— Start —

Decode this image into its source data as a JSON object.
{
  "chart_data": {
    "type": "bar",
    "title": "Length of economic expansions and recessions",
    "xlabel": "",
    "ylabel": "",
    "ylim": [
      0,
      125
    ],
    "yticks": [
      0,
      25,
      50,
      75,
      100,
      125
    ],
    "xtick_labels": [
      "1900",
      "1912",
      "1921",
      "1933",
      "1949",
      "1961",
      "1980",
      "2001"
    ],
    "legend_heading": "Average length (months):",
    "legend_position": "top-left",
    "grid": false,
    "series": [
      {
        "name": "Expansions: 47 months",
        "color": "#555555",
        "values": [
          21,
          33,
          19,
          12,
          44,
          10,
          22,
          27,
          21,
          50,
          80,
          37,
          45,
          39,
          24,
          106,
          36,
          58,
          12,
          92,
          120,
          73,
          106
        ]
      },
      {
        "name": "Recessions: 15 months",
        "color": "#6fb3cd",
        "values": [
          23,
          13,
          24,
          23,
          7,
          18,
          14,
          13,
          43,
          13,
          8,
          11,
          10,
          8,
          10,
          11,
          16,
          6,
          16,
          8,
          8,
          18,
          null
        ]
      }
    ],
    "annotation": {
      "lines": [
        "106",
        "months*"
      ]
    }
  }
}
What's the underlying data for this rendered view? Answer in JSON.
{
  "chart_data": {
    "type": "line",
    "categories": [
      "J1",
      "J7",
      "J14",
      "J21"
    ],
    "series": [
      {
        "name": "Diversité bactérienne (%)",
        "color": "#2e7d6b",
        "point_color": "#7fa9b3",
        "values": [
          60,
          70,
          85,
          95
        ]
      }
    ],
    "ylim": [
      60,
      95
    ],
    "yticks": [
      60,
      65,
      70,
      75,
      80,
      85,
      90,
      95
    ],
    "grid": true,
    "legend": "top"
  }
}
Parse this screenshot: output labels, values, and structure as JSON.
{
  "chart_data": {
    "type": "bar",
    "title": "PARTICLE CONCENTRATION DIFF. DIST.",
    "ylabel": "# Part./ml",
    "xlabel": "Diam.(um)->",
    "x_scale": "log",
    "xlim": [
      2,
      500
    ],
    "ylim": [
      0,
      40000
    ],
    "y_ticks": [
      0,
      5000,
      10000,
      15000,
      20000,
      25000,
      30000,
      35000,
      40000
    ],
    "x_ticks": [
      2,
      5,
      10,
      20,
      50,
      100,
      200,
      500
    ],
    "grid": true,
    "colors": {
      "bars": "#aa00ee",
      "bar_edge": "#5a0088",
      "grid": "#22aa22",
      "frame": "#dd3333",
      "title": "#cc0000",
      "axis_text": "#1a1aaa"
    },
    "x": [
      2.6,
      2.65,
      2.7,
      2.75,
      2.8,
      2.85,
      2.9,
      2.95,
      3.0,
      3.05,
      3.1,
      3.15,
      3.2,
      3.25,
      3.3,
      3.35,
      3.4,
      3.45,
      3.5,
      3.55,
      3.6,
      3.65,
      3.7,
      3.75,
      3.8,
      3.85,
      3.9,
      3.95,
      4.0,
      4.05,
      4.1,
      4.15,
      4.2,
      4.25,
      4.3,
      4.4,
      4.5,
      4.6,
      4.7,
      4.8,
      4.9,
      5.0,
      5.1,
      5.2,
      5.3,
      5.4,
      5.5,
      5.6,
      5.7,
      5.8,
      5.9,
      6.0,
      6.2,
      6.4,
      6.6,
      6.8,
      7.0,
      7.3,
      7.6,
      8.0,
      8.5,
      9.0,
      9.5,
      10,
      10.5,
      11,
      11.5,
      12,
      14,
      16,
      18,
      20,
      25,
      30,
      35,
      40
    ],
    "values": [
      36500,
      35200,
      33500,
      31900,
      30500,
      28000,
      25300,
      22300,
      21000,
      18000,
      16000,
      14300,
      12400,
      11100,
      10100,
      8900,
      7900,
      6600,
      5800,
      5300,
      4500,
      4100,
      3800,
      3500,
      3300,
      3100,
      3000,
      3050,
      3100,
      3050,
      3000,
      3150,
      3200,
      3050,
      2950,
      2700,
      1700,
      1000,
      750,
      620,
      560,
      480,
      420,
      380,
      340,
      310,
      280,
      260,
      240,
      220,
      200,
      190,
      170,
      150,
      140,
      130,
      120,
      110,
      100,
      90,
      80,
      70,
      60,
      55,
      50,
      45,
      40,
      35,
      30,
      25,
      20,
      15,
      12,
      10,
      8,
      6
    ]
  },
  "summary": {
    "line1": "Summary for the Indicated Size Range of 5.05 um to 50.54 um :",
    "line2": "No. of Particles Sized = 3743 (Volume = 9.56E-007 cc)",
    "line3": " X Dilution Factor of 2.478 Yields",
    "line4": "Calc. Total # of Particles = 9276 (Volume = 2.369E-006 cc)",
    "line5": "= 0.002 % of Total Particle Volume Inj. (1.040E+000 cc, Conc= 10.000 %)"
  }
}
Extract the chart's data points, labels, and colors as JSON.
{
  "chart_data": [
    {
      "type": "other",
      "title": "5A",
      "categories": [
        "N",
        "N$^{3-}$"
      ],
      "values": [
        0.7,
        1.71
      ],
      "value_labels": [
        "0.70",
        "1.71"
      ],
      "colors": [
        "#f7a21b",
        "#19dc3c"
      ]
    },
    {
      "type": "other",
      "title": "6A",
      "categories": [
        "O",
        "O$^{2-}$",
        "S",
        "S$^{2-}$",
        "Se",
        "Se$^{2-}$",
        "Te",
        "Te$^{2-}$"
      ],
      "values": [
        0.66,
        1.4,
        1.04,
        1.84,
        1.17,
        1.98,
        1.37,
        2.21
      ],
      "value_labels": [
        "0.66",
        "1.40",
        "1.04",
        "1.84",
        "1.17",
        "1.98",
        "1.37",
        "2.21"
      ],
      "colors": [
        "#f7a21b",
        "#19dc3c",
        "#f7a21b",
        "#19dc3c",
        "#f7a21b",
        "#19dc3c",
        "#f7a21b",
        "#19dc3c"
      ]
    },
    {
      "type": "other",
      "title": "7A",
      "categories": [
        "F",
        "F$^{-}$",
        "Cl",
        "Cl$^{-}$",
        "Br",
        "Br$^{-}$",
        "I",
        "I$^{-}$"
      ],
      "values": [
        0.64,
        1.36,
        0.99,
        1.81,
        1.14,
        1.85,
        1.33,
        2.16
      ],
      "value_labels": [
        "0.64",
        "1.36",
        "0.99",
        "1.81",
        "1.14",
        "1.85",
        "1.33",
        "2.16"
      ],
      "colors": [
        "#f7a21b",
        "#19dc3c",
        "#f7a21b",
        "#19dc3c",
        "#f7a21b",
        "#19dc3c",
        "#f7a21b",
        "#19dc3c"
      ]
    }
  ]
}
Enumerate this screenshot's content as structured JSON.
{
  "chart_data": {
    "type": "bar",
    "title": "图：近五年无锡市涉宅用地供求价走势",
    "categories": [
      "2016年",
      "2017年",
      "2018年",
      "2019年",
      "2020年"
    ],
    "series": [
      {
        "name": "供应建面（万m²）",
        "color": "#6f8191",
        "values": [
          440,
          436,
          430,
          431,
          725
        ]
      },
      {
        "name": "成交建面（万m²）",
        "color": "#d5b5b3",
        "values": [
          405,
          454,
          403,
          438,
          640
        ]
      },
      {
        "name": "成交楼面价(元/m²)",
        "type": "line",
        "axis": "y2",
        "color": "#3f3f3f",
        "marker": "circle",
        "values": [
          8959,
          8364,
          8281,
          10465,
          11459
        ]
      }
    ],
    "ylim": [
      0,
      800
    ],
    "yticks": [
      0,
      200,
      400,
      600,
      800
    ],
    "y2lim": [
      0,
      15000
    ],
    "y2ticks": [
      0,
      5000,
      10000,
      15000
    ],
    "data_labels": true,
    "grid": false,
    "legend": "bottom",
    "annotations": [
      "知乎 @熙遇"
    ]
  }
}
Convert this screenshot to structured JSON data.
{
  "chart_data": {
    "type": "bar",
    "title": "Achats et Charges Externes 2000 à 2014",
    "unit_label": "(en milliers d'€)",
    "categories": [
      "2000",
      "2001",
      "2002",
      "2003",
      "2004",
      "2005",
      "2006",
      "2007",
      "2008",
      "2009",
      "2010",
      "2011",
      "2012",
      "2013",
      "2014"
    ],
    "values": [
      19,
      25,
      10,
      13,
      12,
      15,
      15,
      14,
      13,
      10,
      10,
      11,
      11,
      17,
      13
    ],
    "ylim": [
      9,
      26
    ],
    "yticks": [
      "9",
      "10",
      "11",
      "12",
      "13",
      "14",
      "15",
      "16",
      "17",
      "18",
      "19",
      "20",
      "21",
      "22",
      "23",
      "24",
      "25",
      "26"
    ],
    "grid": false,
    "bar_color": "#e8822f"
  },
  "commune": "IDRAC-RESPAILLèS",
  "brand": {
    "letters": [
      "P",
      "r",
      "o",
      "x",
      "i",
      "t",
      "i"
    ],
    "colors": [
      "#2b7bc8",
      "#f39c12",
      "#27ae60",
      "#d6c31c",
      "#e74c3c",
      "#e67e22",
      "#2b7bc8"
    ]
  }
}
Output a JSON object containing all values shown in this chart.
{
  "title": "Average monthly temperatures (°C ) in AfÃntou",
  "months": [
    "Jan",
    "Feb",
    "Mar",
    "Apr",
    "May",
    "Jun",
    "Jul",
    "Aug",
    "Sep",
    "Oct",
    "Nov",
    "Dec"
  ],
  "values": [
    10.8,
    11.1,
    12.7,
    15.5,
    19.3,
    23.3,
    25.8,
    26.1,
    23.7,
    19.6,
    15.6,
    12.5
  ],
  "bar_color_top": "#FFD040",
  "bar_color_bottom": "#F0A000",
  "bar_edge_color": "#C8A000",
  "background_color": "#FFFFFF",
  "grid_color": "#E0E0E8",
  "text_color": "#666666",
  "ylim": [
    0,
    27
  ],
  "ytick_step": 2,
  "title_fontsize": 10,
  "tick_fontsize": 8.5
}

— End —

Write the lines out verbatim, from the one with "Output a JSON" through the last line of the entries, and stop there.

Output a JSON object containing all values shown in this chart.
{
  "title": "Average monthly temperatures (°C ) in AfÃntou",
  "months": [
    "Jan",
    "Feb",
    "Mar",
    "Apr",
    "May",
    "Jun",
    "Jul",
    "Aug",
    "Sep",
    "Oct",
    "Nov",
    "Dec"
  ],
  "values": [
    10.8,
    11.1,
    12.7,
    15.5,
    19.3,
    23.3,
    25.8,
    26.1,
    23.7,
    19.6,
    15.6,
    12.5
  ],
  "bar_color_top": "#FFD040",
  "bar_color_bottom": "#F0A000",
  "bar_edge_color": "#C8A000",
  "background_color": "#FFFFFF",
  "grid_color": "#E0E0E8",
  "text_color": "#666666",
  "ylim": [
    0,
    27
  ],
  "ytick_step": 2,
  "title_fontsize": 10,
  "tick_fontsize": 8.5
}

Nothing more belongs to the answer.